--- start ---
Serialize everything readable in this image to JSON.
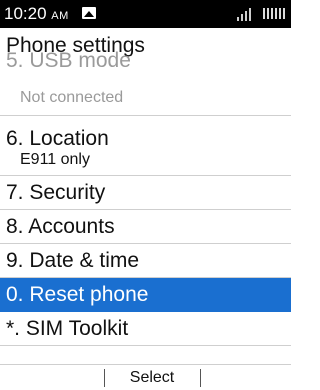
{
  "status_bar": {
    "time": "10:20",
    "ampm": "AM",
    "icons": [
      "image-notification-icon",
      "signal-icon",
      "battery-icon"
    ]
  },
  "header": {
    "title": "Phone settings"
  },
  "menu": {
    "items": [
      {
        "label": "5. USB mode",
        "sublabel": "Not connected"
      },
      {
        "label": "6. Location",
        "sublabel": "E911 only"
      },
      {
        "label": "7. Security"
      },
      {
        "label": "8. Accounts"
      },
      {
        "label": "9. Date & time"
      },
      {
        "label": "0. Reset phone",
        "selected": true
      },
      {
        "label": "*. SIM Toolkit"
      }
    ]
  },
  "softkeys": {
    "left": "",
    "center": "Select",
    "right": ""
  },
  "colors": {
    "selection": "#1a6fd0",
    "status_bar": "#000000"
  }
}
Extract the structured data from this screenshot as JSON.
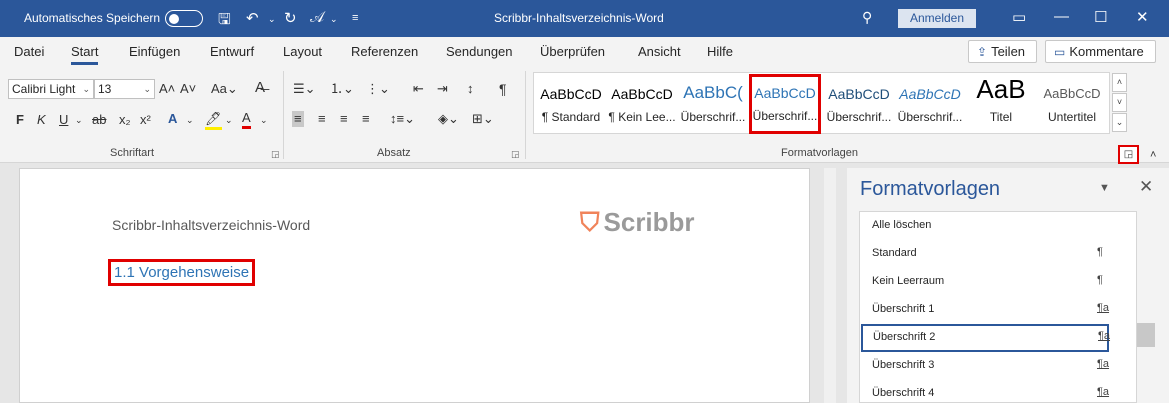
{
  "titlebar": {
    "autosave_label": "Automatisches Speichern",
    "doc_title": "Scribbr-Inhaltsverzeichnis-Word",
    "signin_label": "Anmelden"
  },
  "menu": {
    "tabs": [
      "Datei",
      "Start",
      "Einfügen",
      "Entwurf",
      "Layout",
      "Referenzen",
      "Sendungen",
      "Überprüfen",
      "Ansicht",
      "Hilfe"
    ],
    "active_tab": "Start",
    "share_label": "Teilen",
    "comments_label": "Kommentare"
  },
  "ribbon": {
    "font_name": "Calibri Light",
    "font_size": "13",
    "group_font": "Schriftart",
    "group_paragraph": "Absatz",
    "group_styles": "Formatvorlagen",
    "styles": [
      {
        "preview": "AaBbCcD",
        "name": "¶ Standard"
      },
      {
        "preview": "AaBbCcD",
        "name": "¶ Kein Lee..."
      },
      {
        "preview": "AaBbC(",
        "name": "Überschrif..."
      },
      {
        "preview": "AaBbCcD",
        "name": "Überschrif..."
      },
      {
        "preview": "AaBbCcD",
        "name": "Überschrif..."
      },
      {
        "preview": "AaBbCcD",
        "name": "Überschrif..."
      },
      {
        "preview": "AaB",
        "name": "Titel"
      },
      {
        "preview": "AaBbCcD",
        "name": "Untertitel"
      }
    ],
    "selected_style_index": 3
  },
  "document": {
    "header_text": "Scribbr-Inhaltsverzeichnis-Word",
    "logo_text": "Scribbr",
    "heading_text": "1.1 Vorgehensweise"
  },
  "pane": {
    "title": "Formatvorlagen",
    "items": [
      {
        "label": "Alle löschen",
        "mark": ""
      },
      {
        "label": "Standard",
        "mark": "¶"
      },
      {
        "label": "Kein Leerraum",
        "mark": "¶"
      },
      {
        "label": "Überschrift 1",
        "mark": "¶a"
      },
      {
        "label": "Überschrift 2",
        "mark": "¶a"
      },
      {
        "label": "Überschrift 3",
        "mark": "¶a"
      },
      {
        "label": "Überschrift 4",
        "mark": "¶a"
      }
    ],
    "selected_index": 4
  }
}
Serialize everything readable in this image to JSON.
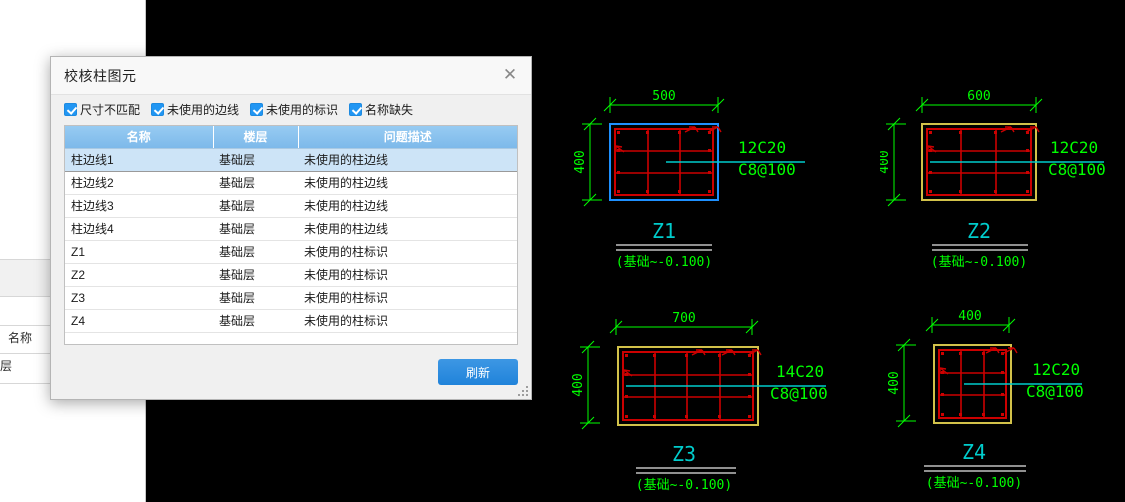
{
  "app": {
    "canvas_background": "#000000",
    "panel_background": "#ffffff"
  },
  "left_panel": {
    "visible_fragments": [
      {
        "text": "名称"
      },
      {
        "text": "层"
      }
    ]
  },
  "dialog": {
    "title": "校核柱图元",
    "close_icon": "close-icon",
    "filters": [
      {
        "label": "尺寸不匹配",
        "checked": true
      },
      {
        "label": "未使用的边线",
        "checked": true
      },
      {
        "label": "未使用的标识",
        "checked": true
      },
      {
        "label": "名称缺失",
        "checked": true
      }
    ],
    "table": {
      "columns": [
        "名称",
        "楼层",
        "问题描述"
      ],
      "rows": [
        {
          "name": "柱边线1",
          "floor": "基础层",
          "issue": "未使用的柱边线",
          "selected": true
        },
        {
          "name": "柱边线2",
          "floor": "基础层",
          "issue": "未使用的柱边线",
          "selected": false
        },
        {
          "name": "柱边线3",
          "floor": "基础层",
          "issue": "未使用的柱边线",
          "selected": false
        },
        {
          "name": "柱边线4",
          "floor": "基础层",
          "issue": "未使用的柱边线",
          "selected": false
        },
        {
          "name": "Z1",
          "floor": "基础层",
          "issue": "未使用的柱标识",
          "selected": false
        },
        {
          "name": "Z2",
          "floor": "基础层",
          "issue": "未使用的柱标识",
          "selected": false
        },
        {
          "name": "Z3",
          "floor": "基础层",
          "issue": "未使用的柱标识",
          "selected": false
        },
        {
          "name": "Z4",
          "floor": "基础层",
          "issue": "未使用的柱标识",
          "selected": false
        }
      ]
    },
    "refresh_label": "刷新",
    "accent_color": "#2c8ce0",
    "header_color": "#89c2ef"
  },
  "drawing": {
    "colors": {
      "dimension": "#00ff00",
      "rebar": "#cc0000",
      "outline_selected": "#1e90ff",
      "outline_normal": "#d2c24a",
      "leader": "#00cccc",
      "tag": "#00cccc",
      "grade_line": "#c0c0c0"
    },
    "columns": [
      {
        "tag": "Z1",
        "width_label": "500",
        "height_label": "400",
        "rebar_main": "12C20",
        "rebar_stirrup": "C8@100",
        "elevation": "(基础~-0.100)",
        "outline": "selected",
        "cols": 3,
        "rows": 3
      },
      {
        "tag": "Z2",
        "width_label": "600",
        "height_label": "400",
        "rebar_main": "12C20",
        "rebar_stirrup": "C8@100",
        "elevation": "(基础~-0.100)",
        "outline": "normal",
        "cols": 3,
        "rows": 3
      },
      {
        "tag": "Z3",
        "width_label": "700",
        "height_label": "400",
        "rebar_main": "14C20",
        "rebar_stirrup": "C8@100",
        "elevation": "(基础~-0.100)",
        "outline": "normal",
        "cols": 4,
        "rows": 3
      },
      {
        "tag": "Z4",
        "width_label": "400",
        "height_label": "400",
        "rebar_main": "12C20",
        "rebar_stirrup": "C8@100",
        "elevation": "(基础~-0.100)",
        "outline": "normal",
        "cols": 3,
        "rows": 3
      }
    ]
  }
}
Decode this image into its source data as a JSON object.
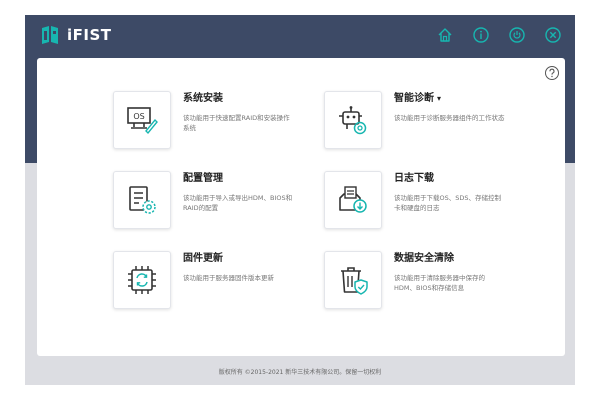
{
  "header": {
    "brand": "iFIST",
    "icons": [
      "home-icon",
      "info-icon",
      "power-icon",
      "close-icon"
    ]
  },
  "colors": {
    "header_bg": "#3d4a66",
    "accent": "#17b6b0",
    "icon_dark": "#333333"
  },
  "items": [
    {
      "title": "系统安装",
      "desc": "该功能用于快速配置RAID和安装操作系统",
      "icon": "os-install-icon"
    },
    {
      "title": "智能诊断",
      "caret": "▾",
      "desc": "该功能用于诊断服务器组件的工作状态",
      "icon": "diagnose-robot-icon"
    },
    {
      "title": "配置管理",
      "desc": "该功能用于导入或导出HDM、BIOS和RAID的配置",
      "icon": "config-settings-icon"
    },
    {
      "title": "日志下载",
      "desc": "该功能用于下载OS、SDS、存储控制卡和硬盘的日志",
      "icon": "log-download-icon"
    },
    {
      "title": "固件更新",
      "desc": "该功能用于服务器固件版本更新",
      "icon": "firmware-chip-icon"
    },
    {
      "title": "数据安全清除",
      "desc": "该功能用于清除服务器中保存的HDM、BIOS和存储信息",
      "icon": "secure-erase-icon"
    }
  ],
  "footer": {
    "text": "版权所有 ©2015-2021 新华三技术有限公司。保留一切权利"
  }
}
--- end ---
_Goal of the exercise_
The records above need to be given again exactly. Omit the pictures.

_Written reply_
Serialize everything readable in this image to JSON.
{
  "status_bar": {
    "time": "10:20",
    "ampm": "AM",
    "icons": [
      "image-notification-icon",
      "signal-icon",
      "battery-icon"
    ]
  },
  "header": {
    "title": "Phone settings"
  },
  "menu": {
    "items": [
      {
        "label": "5. USB mode",
        "sublabel": "Not connected"
      },
      {
        "label": "6. Location",
        "sublabel": "E911 only"
      },
      {
        "label": "7. Security"
      },
      {
        "label": "8. Accounts"
      },
      {
        "label": "9. Date & time"
      },
      {
        "label": "0. Reset phone",
        "selected": true
      },
      {
        "label": "*. SIM Toolkit"
      }
    ]
  },
  "softkeys": {
    "left": "",
    "center": "Select",
    "right": ""
  },
  "colors": {
    "selection": "#1a6fd0",
    "status_bar": "#000000"
  }
}
Extract the structured data from this screenshot as JSON.
{
  "titlebar": {
    "autosave_label": "Automatisches Speichern",
    "doc_title": "Scribbr-Inhaltsverzeichnis-Word",
    "signin_label": "Anmelden"
  },
  "menu": {
    "tabs": [
      "Datei",
      "Start",
      "Einfügen",
      "Entwurf",
      "Layout",
      "Referenzen",
      "Sendungen",
      "Überprüfen",
      "Ansicht",
      "Hilfe"
    ],
    "active_tab": "Start",
    "share_label": "Teilen",
    "comments_label": "Kommentare"
  },
  "ribbon": {
    "font_name": "Calibri Light",
    "font_size": "13",
    "group_font": "Schriftart",
    "group_paragraph": "Absatz",
    "group_styles": "Formatvorlagen",
    "styles": [
      {
        "preview": "AaBbCcD",
        "name": "¶ Standard"
      },
      {
        "preview": "AaBbCcD",
        "name": "¶ Kein Lee..."
      },
      {
        "preview": "AaBbC(",
        "name": "Überschrif..."
      },
      {
        "preview": "AaBbCcD",
        "name": "Überschrif..."
      },
      {
        "preview": "AaBbCcD",
        "name": "Überschrif..."
      },
      {
        "preview": "AaBbCcD",
        "name": "Überschrif..."
      },
      {
        "preview": "AaB",
        "name": "Titel"
      },
      {
        "preview": "AaBbCcD",
        "name": "Untertitel"
      }
    ],
    "selected_style_index": 3
  },
  "document": {
    "header_text": "Scribbr-Inhaltsverzeichnis-Word",
    "logo_text": "Scribbr",
    "heading_text": "1.1 Vorgehensweise"
  },
  "pane": {
    "title": "Formatvorlagen",
    "items": [
      {
        "label": "Alle löschen",
        "mark": ""
      },
      {
        "label": "Standard",
        "mark": "¶"
      },
      {
        "label": "Kein Leerraum",
        "mark": "¶"
      },
      {
        "label": "Überschrift 1",
        "mark": "¶a"
      },
      {
        "label": "Überschrift 2",
        "mark": "¶a"
      },
      {
        "label": "Überschrift 3",
        "mark": "¶a"
      },
      {
        "label": "Überschrift 4",
        "mark": "¶a"
      }
    ],
    "selected_index": 4
  }
}
Serialize everything readable in this image to JSON.
{
  "app": {
    "canvas_background": "#000000",
    "panel_background": "#ffffff"
  },
  "left_panel": {
    "visible_fragments": [
      {
        "text": "名称"
      },
      {
        "text": "层"
      }
    ]
  },
  "dialog": {
    "title": "校核柱图元",
    "close_icon": "close-icon",
    "filters": [
      {
        "label": "尺寸不匹配",
        "checked": true
      },
      {
        "label": "未使用的边线",
        "checked": true
      },
      {
        "label": "未使用的标识",
        "checked": true
      },
      {
        "label": "名称缺失",
        "checked": true
      }
    ],
    "table": {
      "columns": [
        "名称",
        "楼层",
        "问题描述"
      ],
      "rows": [
        {
          "name": "柱边线1",
          "floor": "基础层",
          "issue": "未使用的柱边线",
          "selected": true
        },
        {
          "name": "柱边线2",
          "floor": "基础层",
          "issue": "未使用的柱边线",
          "selected": false
        },
        {
          "name": "柱边线3",
          "floor": "基础层",
          "issue": "未使用的柱边线",
          "selected": false
        },
        {
          "name": "柱边线4",
          "floor": "基础层",
          "issue": "未使用的柱边线",
          "selected": false
        },
        {
          "name": "Z1",
          "floor": "基础层",
          "issue": "未使用的柱标识",
          "selected": false
        },
        {
          "name": "Z2",
          "floor": "基础层",
          "issue": "未使用的柱标识",
          "selected": false
        },
        {
          "name": "Z3",
          "floor": "基础层",
          "issue": "未使用的柱标识",
          "selected": false
        },
        {
          "name": "Z4",
          "floor": "基础层",
          "issue": "未使用的柱标识",
          "selected": false
        }
      ]
    },
    "refresh_label": "刷新",
    "accent_color": "#2c8ce0",
    "header_color": "#89c2ef"
  },
  "drawing": {
    "colors": {
      "dimension": "#00ff00",
      "rebar": "#cc0000",
      "outline_selected": "#1e90ff",
      "outline_normal": "#d2c24a",
      "leader": "#00cccc",
      "tag": "#00cccc",
      "grade_line": "#c0c0c0"
    },
    "columns": [
      {
        "tag": "Z1",
        "width_label": "500",
        "height_label": "400",
        "rebar_main": "12C20",
        "rebar_stirrup": "C8@100",
        "elevation": "(基础~-0.100)",
        "outline": "selected",
        "cols": 3,
        "rows": 3
      },
      {
        "tag": "Z2",
        "width_label": "600",
        "height_label": "400",
        "rebar_main": "12C20",
        "rebar_stirrup": "C8@100",
        "elevation": "(基础~-0.100)",
        "outline": "normal",
        "cols": 3,
        "rows": 3
      },
      {
        "tag": "Z3",
        "width_label": "700",
        "height_label": "400",
        "rebar_main": "14C20",
        "rebar_stirrup": "C8@100",
        "elevation": "(基础~-0.100)",
        "outline": "normal",
        "cols": 4,
        "rows": 3
      },
      {
        "tag": "Z4",
        "width_label": "400",
        "height_label": "400",
        "rebar_main": "12C20",
        "rebar_stirrup": "C8@100",
        "elevation": "(基础~-0.100)",
        "outline": "normal",
        "cols": 3,
        "rows": 3
      }
    ]
  }
}
Decode this image into its source data as a JSON object.
{
  "header": {
    "brand": "iFIST",
    "icons": [
      "home-icon",
      "info-icon",
      "power-icon",
      "close-icon"
    ]
  },
  "colors": {
    "header_bg": "#3d4a66",
    "accent": "#17b6b0",
    "icon_dark": "#333333"
  },
  "items": [
    {
      "title": "系统安装",
      "desc": "该功能用于快速配置RAID和安装操作系统",
      "icon": "os-install-icon"
    },
    {
      "title": "智能诊断",
      "caret": "▾",
      "desc": "该功能用于诊断服务器组件的工作状态",
      "icon": "diagnose-robot-icon"
    },
    {
      "title": "配置管理",
      "desc": "该功能用于导入或导出HDM、BIOS和RAID的配置",
      "icon": "config-settings-icon"
    },
    {
      "title": "日志下载",
      "desc": "该功能用于下载OS、SDS、存储控制卡和硬盘的日志",
      "icon": "log-download-icon"
    },
    {
      "title": "固件更新",
      "desc": "该功能用于服务器固件版本更新",
      "icon": "firmware-chip-icon"
    },
    {
      "title": "数据安全清除",
      "desc": "该功能用于清除服务器中保存的HDM、BIOS和存储信息",
      "icon": "secure-erase-icon"
    }
  ],
  "footer": {
    "text": "版权所有 ©2015-2021 新华三技术有限公司。保留一切权利"
  }
}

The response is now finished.